Image layout annotations:
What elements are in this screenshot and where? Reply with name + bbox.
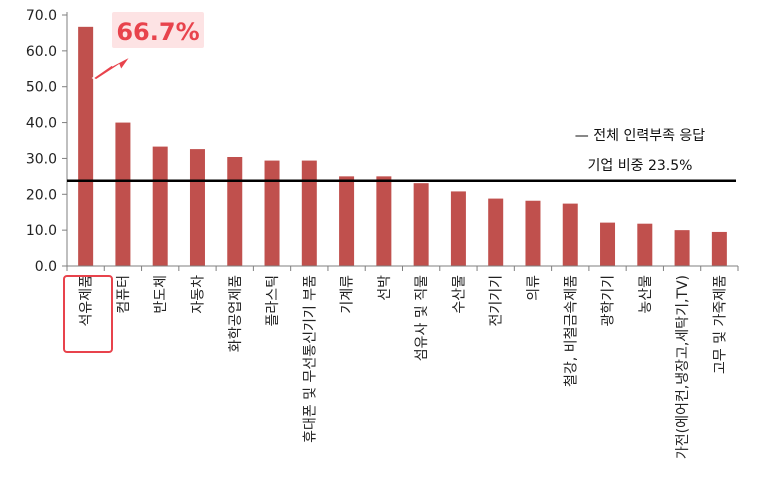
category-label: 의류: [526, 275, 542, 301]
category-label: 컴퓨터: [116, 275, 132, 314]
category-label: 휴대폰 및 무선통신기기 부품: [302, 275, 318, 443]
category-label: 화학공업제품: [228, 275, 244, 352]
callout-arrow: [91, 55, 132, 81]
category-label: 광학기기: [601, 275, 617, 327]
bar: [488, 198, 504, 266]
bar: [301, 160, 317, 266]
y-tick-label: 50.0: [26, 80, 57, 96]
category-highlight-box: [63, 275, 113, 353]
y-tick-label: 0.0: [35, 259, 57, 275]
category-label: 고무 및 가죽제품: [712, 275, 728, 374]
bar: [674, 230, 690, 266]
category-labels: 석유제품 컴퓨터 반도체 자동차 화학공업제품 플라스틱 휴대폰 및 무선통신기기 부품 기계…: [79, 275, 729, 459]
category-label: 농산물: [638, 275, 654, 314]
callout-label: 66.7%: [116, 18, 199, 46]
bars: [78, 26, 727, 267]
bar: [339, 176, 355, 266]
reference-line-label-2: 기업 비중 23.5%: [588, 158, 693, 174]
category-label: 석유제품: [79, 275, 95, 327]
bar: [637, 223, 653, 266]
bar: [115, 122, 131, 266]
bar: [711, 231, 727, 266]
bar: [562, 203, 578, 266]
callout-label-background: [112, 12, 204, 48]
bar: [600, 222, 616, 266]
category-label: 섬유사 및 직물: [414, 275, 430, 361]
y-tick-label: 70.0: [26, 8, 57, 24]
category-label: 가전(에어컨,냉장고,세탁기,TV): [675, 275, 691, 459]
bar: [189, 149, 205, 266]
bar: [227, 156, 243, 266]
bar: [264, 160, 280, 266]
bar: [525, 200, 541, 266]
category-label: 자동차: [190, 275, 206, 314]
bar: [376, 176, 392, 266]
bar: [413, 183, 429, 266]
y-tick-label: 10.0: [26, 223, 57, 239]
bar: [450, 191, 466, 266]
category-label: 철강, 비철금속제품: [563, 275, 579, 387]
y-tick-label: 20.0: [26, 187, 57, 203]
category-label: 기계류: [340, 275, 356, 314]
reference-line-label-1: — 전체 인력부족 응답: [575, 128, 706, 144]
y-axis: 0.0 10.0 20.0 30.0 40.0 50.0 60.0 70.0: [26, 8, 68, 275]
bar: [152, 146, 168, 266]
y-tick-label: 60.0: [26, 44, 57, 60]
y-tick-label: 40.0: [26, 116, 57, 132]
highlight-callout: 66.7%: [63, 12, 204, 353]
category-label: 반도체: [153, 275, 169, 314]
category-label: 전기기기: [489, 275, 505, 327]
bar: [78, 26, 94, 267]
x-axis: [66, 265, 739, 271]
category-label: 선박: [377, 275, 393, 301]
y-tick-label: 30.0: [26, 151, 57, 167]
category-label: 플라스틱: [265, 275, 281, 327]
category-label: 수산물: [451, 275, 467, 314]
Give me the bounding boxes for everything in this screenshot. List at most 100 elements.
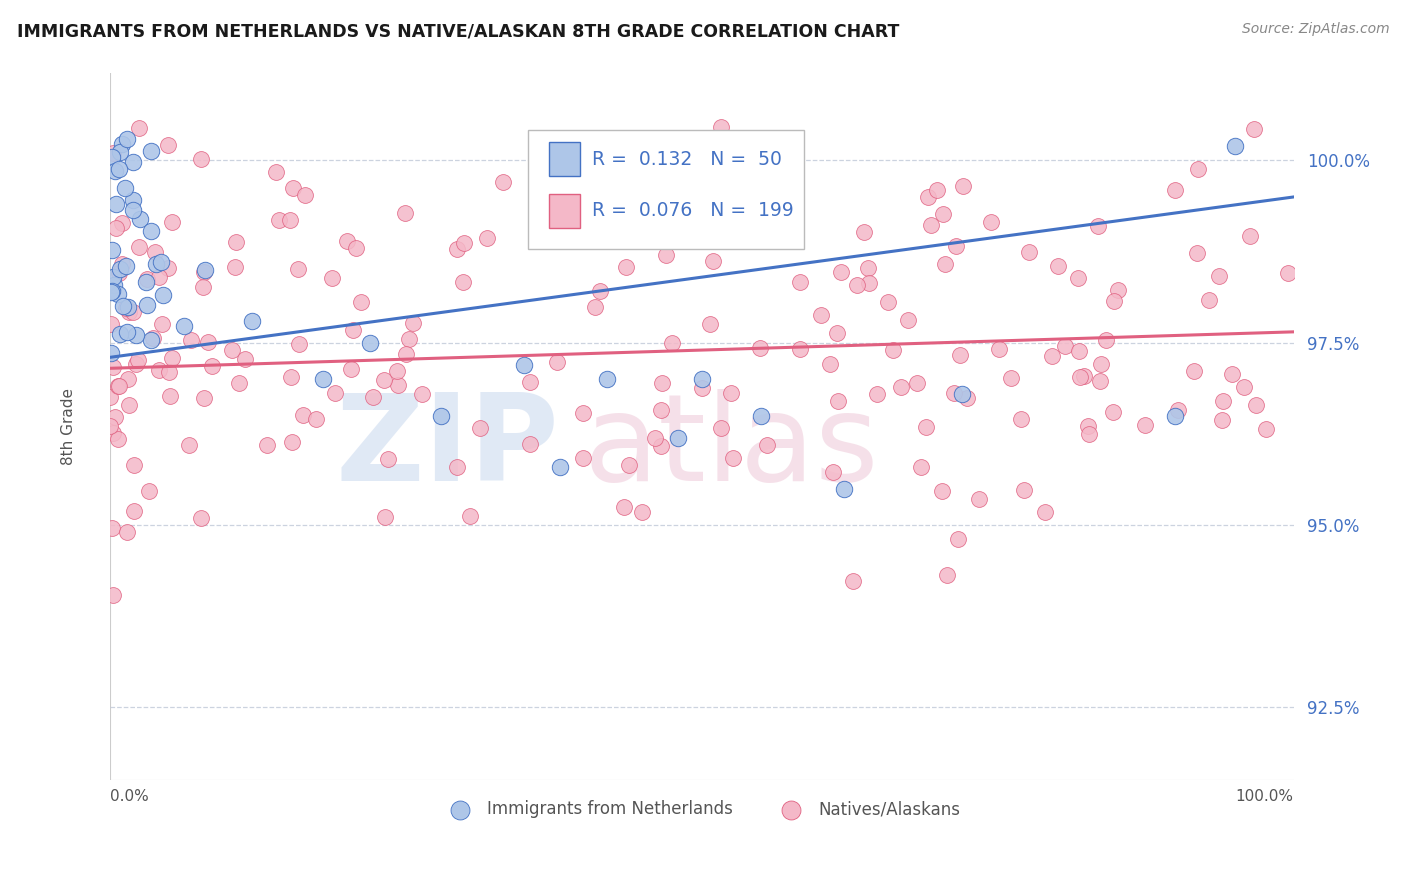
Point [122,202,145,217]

CHALLENGE → Rewrite all the records above as a numbered list with no blank lines. Leave the pictures out.

ANSWER FOR THE TASK →
1. What elements are in this screenshot and where? Reply with name + bbox.
2. category-label: 의류: [526, 275, 542, 301]
3. category-label: 컴퓨터: [116, 275, 132, 314]
4. category-label: 휴대폰 및 무선통신기기 부품: [302, 275, 318, 443]
5. category-label: 화학공업제품: [228, 275, 244, 352]
6. callout-arrow: [91, 55, 132, 81]
7. category-label: 광학기기: [601, 275, 617, 327]
8. bar: [488, 198, 504, 266]
9. bar: [301, 160, 317, 266]
10. y-tick-label: 50.0: [26, 80, 57, 96]
11. category-highlight-box: [63, 275, 113, 353]
12. y-tick-label: 0.0: [35, 259, 57, 275]
13. category-label: 고무 및 가죽제품: [712, 275, 728, 374]
14. bar: [674, 230, 690, 266]
15. category-labels: 석유제품 컴퓨터 반도체 자동차 화학공업제품 플라스틱 휴대폰 및 무선통신기기 부품 기계…: [79, 275, 729, 459]
16. category-label: 농산물: [638, 275, 654, 314]
17. callout-label: 66.7%: [116, 18, 199, 46]
18. bars: [78, 26, 727, 267]
19. bar: [339, 176, 355, 266]
20. reference-line-label-2: 기업 비중 23.5%: [588, 158, 693, 174]
21. category-label: 석유제품: [79, 275, 95, 327]
22. bar: [637, 223, 653, 266]
23. bar: [115, 122, 131, 266]
24. bar: [711, 231, 727, 266]
25. bar: [562, 203, 578, 266]
26. callout-label-background: [112, 12, 204, 48]
27. bar: [600, 222, 616, 266]
28. category-label: 섬유사 및 직물: [414, 275, 430, 361]
29. y-tick-label: 70.0: [26, 8, 57, 24]
30. category-label: 가전(에어컨,냉장고,세탁기,TV): [675, 275, 691, 459]
31. bar: [189, 149, 205, 266]
32. bar: [227, 156, 243, 266]
33. bar: [264, 160, 280, 266]
34. bar: [525, 200, 541, 266]
35. category-label: 자동차: [190, 275, 206, 314]
36. bar: [376, 176, 392, 266]
37. bar: [413, 183, 429, 266]
38. y-tick-label: 10.0: [26, 223, 57, 239]
39. bar: [450, 191, 466, 266]
40. category-label: 철강, 비철금속제품: [563, 275, 579, 387]
41. y-tick-label: 20.0: [26, 187, 57, 203]
42. category-label: 기계류: [340, 275, 356, 314]
43. reference-line-label-1: — 전체 인력부족 응답: [575, 128, 706, 144]
44. y-axis: 0.0 10.0 20.0 30.0 40.0 50.0 60.0 70.0: [26, 8, 68, 275]
45. bar: [152, 146, 168, 266]
46. y-tick-label: 60.0: [26, 44, 57, 60]
47. y-tick-label: 40.0: [26, 116, 57, 132]
48. highlight-callout: 66.7%: [63, 12, 204, 353]
49. category-label: 반도체: [153, 275, 169, 314]
50. category-label: 전기기기: [489, 275, 505, 327]
51. bar: [78, 26, 94, 267]
52. x-axis: [66, 265, 739, 271]
53. category-label: 선박: [377, 275, 393, 301]
54. y-tick-label: 30.0: [26, 151, 57, 167]
55. category-label: 플라스틱: [265, 275, 281, 327]
56. category-label: 수산물: [451, 275, 467, 314]
57. Give me the bounding boxes for everything in this screenshot. List at most 100 elements.
58. Point [122,202,145,217]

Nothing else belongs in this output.